• SOAL TERTULIS: Nyatakan semua baris di bawah ini sebagai daftar JSON berisi string, dengan satu string untuk setiap baris dan tanpa baris kosong.

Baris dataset
---+---

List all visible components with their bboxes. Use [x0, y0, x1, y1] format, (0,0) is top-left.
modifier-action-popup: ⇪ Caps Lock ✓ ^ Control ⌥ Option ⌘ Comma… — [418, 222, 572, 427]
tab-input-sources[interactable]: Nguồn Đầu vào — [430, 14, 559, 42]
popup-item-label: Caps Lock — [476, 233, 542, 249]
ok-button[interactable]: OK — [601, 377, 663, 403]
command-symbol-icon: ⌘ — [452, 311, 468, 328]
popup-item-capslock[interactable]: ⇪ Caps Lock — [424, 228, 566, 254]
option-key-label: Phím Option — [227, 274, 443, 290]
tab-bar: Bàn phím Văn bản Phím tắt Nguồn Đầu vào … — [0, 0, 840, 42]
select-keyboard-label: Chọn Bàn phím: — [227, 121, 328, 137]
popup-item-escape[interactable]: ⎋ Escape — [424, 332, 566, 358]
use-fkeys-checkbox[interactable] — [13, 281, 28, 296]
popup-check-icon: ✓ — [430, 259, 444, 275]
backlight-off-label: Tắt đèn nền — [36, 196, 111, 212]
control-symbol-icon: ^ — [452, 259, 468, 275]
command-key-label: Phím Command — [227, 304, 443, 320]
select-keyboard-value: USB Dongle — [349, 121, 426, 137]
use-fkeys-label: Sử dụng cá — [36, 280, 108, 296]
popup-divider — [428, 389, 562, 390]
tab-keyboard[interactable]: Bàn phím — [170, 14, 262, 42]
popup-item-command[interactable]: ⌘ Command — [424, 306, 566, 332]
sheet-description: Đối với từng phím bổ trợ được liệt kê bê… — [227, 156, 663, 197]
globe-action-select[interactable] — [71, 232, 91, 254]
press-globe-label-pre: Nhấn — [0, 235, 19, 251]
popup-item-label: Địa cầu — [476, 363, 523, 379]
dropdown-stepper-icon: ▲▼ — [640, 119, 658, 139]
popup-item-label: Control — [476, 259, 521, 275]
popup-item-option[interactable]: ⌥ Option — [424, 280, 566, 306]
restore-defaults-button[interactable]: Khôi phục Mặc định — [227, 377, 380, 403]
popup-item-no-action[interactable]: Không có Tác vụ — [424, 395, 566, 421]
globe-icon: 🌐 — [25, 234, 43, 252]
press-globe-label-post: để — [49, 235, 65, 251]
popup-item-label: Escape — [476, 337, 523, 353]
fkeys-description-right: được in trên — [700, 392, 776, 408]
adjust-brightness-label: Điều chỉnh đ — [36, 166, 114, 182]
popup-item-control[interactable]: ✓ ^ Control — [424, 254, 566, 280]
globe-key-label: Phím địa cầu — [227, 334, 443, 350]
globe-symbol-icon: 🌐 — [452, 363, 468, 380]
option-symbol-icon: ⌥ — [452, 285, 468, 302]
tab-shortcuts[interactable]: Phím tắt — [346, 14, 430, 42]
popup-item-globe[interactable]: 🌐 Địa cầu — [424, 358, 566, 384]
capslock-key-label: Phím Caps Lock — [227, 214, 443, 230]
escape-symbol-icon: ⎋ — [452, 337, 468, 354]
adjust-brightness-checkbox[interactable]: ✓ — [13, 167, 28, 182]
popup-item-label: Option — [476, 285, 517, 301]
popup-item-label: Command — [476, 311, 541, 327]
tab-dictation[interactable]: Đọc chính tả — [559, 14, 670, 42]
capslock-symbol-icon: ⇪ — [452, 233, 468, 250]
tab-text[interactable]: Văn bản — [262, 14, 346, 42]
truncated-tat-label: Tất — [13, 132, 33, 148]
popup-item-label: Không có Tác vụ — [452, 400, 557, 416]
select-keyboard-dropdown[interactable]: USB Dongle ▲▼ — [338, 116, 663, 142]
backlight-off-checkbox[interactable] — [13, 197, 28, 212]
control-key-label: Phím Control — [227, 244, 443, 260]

---+---

• PENYELESAIAN SOAL:
[
  "List all visible components with their bboxes. Use [x0, y0, x1, y1] format, (0,0) is top-left.",
  "modifier-action-popup: ⇪ Caps Lock ✓ ^ Control ⌥ Option ⌘ Comma… — [418, 222, 572, 427]",
  "tab-input-sources[interactable]: Nguồn Đầu vào — [430, 14, 559, 42]",
  "popup-item-label: Caps Lock — [476, 233, 542, 249]",
  "ok-button[interactable]: OK — [601, 377, 663, 403]",
  "command-symbol-icon: ⌘ — [452, 311, 468, 328]",
  "popup-item-capslock[interactable]: ⇪ Caps Lock — [424, 228, 566, 254]",
  "option-key-label: Phím Option — [227, 274, 443, 290]",
  "tab-bar: Bàn phím Văn bản Phím tắt Nguồn Đầu vào … — [0, 0, 840, 42]",
  "select-keyboard-label: Chọn Bàn phím: — [227, 121, 328, 137]",
  "popup-item-escape[interactable]: ⎋ Escape — [424, 332, 566, 358]",
  "use-fkeys-checkbox[interactable] — [13, 281, 28, 296]",
  "popup-check-icon: ✓ — [430, 259, 444, 275]",
  "backlight-off-label: Tắt đèn nền — [36, 196, 111, 212]",
  "control-symbol-icon: ^ — [452, 259, 468, 275]",
  "command-key-label: Phím Command — [227, 304, 443, 320]",
  "select-keyboard-value: USB Dongle — [349, 121, 426, 137]",
  "use-fkeys-label: Sử dụng cá — [36, 280, 108, 296]",
  "popup-divider — [428, 389, 562, 390]",
  "tab-keyboard[interactable]: Bàn phím — [170, 14, 262, 42]",
  "popup-item-command[interactable]: ⌘ Command — [424, 306, 566, 332]",
  "sheet-description: Đối với từng phím bổ trợ được liệt kê bê… — [227, 156, 663, 197]",
  "globe-action-select[interactable] — [71, 232, 91, 254]",
  "press-globe-label-pre: Nhấn — [0, 235, 19, 251]",
  "popup-item-label: Địa cầu — [476, 363, 523, 379]",
  "dropdown-stepper-icon: ▲▼ — [640, 119, 658, 139]",
  "popup-item-label: Control — [476, 259, 521, 275]",
  "popup-item-option[interactable]: ⌥ Option — [424, 280, 566, 306]",
  "restore-defaults-button[interactable]: Khôi phục Mặc định — [227, 377, 380, 403]",
  "popup-item-no-action[interactable]: Không có Tác vụ — [424, 395, 566, 421]",
  "globe-icon: 🌐 — [25, 234, 43, 252]",
  "press-globe-label-post: để — [49, 235, 65, 251]",
  "popup-item-label: Escape — [476, 337, 523, 353]",
  "fkeys-description-right: được in trên — [700, 392, 776, 408]",
  "adjust-brightness-label: Điều chỉnh đ — [36, 166, 114, 182]",
  "popup-item-control[interactable]: ✓ ^ Control — [424, 254, 566, 280]",
  "globe-key-label: Phím địa cầu — [227, 334, 443, 350]",
  "globe-symbol-icon: 🌐 — [452, 363, 468, 380]",
  "option-symbol-icon: ⌥ — [452, 285, 468, 302]",
  "tab-shortcuts[interactable]: Phím tắt — [346, 14, 430, 42]",
  "popup-item-globe[interactable]: 🌐 Địa cầu — [424, 358, 566, 384]",
  "capslock-key-label: Phím Caps Lock — [227, 214, 443, 230]",
  "escape-symbol-icon: ⎋ — [452, 337, 468, 354]",
  "adjust-brightness-checkbox[interactable]: ✓ — [13, 167, 28, 182]",
  "popup-item-label: Option — [476, 285, 517, 301]",
  "popup-item-label: Command — [476, 311, 541, 327]",
  "tab-dictation[interactable]: Đọc chính tả — [559, 14, 670, 42]",
  "capslock-symbol-icon: ⇪ — [452, 233, 468, 250]",
  "tab-text[interactable]: Văn bản — [262, 14, 346, 42]",
  "truncated-tat-label: Tất — [13, 132, 33, 148]",
  "popup-item-label: Không có Tác vụ — [452, 400, 557, 416]",
  "select-keyboard-dropdown[interactable]: USB Dongle ▲▼ — [338, 116, 663, 142]",
  "backlight-off-checkbox[interactable] — [13, 197, 28, 212]",
  "control-key-label: Phím Control — [227, 244, 443, 260]"
]